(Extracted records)

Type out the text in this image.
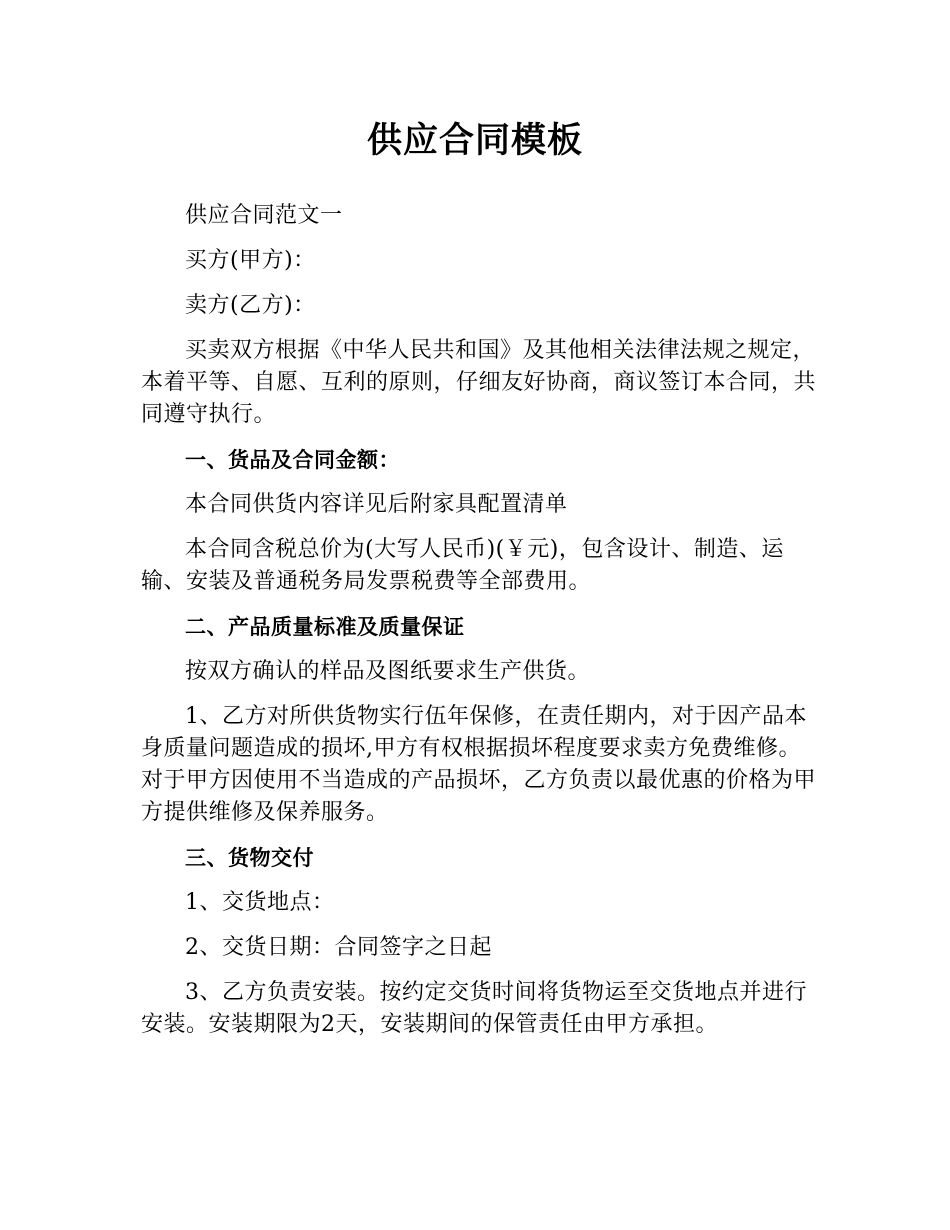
供应合同模板

供应合同范文一

买方(甲方)：

卖方(乙方)：

买卖双方根据《中华人民共和国》及其他相关法律法规之规定，本着平等、自愿、互利的原则，仔细友好协商，商议签订本合同，共同遵守执行。

一、货品及合同金额：

本合同供货内容详见后附家具配置清单

本合同含税总价为(大写人民币)(￥元)，包含设计、制造、运输、安装及普通税务局发票税费等全部费用。

二、产品质量标准及质量保证

按双方确认的样品及图纸要求生产供货。

1、乙方对所供货物实行伍年保修，在责任期内，对于因产品本身质量问题造成的损坏,甲方有权根据损坏程度要求卖方免费维修。对于甲方因使用不当造成的产品损坏，乙方负责以最优惠的价格为甲方提供维修及保养服务。

三、货物交付

1、交货地点：

2、交货日期：合同签字之日起

3、乙方负责安装。按约定交货时间将货物运至交货地点并进行安装。安装期限为2天，安装期间的保管责任由甲方承担。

_REQUIREMENT_
In the copy, include no pictures; restate the listing above exactly.

_EXERCISE RESULT_
Type out the text in this image.
供应合同模板

供应合同范文一

买方(甲方)：

卖方(乙方)：

买卖双方根据《中华人民共和国》及其他相关法律法规之规定，本着平等、自愿、互利的原则，仔细友好协商，商议签订本合同，共同遵守执行。

一、货品及合同金额：

本合同供货内容详见后附家具配置清单

本合同含税总价为(大写人民币)(￥元)，包含设计、制造、运输、安装及普通税务局发票税费等全部费用。

二、产品质量标准及质量保证

按双方确认的样品及图纸要求生产供货。

1、乙方对所供货物实行伍年保修，在责任期内，对于因产品本身质量问题造成的损坏,甲方有权根据损坏程度要求卖方免费维修。对于甲方因使用不当造成的产品损坏，乙方负责以最优惠的价格为甲方提供维修及保养服务。

三、货物交付

1、交货地点：

2、交货日期：合同签字之日起

3、乙方负责安装。按约定交货时间将货物运至交货地点并进行安装。安装期限为2天，安装期间的保管责任由甲方承担。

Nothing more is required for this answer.